Consignes de travail —
a – Recopiez le passage du texte sur l'œuvre Back Room en commençant à « Back Room est » et en terminant à « au sens ouvert. », et échangez « fable » contre « parabole ».
b – Poursuivez le texte consacré à l'œuvre Back Room à partir de l'endroit où il s'interrompt.
═════ Bloc de texte ═════
Back Room, 2009 Panneaux d'aggloméré (OSB), bois, sciure, copeaux de bois, cochons d'Inde, photographies, photocopies, environ 500 x 500 cm Vues de l'exposition au centre d'art passerelle, Brest. Photo : DR
Back Room, 2009 Panneaux d'aggloméré (OSB), bois, sciure, copeaux de bois, cochons d'Inde, photographies, photocopies, environ 500 x 500 cm Vues de l'exposition Transfer, Mars Gallery, Moscou. Photo : DR
Intitulé Back Room, l'œuvre fait allusion à ces endroits cachés
où ont lieu des transactions ou des échanges non-autorisés/illégaux dont
l'objet est souvent l'argent, le sexe, la drogue. Ce qui se négocie ici
est cependant plus évasif, moins palpable mais aussi vital : il serait
question de l'existence même dans un scénario à la Kafka. Back Room s'est matérialisé comme un processus (penser et tourner en rond comme
c'est souvent le cas pour moi) à partir de deux images qui me hantent
depuis longtemps : la première montre Tatline à coté de son monument à
la IIIème Internationale, la deuxième Heinrich Anton Muller qui pose
avec une de ses "machines". Deux artistes visonnaires, propulsés par une
quête utopique, qui évoluent dans des contextes sociaux très
différents.
Back Room est autant une construction
psychique qu'un complexe architectural. Peu importe, il vaut mieux
l'aborder comme une fable à points d'entrée multiple et au sens ouvert.
═════ Données disponibles ═════
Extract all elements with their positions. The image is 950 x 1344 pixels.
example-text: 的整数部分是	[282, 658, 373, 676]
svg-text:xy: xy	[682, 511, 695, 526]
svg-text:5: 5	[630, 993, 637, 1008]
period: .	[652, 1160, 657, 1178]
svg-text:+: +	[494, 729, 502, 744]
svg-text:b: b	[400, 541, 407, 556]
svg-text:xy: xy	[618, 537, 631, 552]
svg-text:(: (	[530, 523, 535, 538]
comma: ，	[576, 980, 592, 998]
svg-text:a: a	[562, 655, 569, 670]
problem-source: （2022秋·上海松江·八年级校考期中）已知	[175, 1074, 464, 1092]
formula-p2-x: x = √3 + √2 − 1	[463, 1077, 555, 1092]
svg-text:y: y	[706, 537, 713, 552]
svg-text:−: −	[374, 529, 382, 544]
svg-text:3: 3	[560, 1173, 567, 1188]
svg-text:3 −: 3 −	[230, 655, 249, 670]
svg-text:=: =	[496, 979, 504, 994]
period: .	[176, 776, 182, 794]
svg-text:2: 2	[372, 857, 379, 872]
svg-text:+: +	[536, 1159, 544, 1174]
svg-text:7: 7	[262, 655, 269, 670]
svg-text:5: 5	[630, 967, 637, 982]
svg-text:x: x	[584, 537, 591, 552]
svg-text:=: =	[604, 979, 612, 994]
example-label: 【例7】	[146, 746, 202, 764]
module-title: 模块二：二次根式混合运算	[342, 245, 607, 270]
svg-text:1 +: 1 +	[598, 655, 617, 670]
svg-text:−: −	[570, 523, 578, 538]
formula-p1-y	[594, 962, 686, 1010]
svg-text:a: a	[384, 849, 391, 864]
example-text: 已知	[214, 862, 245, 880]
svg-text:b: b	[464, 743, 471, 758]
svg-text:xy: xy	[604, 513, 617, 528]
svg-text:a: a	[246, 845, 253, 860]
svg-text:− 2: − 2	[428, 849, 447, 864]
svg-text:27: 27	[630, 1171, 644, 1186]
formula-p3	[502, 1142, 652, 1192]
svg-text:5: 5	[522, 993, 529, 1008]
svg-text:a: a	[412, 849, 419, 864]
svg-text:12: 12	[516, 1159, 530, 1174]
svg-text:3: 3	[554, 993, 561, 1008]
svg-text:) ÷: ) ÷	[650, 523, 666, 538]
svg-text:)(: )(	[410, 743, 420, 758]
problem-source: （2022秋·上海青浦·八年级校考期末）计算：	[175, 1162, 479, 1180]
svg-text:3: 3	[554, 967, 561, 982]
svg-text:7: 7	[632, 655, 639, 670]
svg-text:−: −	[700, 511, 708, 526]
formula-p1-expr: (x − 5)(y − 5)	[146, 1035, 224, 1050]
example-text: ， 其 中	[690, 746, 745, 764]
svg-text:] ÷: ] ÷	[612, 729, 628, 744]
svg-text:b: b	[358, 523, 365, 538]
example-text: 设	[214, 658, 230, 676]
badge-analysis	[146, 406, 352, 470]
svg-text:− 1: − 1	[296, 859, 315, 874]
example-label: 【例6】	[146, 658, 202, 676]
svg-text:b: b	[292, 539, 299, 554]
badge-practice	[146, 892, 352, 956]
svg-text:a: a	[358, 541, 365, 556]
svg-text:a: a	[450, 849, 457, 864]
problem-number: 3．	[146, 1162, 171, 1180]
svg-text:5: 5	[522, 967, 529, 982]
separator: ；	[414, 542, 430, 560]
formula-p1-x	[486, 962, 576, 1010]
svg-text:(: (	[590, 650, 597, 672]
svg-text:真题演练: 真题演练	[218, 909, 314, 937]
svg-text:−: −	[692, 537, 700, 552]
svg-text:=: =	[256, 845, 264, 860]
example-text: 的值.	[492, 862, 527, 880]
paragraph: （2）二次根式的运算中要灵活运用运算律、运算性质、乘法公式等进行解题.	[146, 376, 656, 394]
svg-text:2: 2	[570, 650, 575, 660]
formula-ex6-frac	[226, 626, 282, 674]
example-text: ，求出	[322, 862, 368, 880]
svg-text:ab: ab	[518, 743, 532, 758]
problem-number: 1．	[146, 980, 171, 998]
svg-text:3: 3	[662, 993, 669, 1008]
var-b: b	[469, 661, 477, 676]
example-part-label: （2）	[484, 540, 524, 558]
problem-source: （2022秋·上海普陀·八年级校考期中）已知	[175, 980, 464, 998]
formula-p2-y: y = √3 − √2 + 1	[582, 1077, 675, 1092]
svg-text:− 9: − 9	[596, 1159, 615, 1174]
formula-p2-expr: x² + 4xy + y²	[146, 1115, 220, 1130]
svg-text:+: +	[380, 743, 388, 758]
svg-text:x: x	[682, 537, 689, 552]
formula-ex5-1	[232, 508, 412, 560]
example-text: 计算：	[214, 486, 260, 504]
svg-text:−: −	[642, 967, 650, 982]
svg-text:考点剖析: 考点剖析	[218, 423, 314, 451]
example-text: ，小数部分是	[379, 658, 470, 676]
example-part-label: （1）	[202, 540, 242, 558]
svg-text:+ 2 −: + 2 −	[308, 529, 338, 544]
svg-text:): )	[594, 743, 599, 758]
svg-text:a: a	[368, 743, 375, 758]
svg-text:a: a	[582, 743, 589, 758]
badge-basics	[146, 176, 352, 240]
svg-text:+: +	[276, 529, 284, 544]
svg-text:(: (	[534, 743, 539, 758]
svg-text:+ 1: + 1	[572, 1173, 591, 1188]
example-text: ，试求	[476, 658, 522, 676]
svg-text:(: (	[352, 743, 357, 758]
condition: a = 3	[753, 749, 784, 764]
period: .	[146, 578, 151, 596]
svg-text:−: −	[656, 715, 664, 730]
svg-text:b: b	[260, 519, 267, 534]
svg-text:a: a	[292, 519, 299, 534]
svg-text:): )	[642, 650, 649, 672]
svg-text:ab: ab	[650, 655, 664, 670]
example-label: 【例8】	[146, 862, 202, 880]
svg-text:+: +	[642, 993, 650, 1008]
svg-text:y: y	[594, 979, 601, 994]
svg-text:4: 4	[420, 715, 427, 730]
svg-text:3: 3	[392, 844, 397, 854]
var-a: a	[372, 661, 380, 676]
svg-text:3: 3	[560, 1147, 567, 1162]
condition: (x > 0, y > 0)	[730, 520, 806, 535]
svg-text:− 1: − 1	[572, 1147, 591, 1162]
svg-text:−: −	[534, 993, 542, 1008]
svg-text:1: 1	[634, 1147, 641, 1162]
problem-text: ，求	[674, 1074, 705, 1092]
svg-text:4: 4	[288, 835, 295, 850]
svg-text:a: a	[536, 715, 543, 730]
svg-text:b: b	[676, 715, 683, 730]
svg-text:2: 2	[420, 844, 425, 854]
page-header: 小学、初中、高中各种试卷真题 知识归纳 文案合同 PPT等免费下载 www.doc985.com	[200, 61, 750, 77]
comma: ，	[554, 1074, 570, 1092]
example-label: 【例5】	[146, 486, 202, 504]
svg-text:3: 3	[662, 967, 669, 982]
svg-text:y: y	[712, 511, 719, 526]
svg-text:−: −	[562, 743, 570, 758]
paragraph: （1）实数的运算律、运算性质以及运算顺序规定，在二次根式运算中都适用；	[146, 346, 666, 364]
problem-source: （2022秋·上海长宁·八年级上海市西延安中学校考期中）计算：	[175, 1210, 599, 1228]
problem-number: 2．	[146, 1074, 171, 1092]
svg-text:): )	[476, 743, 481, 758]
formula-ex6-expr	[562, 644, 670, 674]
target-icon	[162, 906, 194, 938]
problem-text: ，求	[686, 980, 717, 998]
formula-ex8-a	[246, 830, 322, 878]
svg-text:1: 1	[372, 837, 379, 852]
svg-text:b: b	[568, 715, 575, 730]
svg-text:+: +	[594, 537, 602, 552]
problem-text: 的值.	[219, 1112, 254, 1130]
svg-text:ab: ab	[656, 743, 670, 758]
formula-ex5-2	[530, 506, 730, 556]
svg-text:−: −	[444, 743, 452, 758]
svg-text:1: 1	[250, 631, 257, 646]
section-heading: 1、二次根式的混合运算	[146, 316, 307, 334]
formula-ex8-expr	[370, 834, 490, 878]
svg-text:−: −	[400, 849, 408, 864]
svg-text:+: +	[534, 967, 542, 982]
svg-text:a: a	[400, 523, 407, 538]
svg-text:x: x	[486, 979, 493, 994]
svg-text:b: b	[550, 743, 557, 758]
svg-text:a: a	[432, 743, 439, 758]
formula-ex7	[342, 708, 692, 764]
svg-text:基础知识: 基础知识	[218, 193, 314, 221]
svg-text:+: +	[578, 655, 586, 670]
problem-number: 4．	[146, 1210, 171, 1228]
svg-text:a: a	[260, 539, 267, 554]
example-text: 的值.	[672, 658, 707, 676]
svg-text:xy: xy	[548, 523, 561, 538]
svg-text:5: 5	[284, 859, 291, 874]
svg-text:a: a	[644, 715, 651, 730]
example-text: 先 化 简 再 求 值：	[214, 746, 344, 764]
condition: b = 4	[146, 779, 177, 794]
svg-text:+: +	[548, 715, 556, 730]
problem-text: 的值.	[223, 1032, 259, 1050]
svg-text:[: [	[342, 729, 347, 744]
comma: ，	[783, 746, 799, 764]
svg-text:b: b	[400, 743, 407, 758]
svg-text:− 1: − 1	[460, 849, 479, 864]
═════
Liste des réponses —
a –
Back Room est autant une construction
psychique qu'un complexe architectural. Peu importe, il vaut mieux
l'aborder comme une parabole à points d'entrée multiple et au sens ouvert.

b –
Elle examine les relations entre êtres haut et bas, humains et animaux,
planificateurs et peuples, artistes, architectes et leurs publics. En ce
qui concerne ces derniers, une des questions principales pourrait être
"Quoi construire, pourquoi et pour qui ?".
J'ai essayé, au sein
de cette construction, d'articuler les contradictions inhérentes à une
certain pulsion utopique telle qu'elle se manifeste à travers l'art et
l'architecture... ce fossé qui s'ouvre entre la vision grandiose,
idéalisée et sa réalisation souvent bien plus modeste.
P. S. :
Les animaux qui habitent le désert de sciure (sous-produit d'une
architecture providentielle) ignorent cette construction qui les
surplombe. Ils ne peuvent même pas la pratiquer incapables de lever la
tête pour la contempler : les cochons d'inde sont farouchement terre à
terre sans la moindre prédisposition pour la grimpe.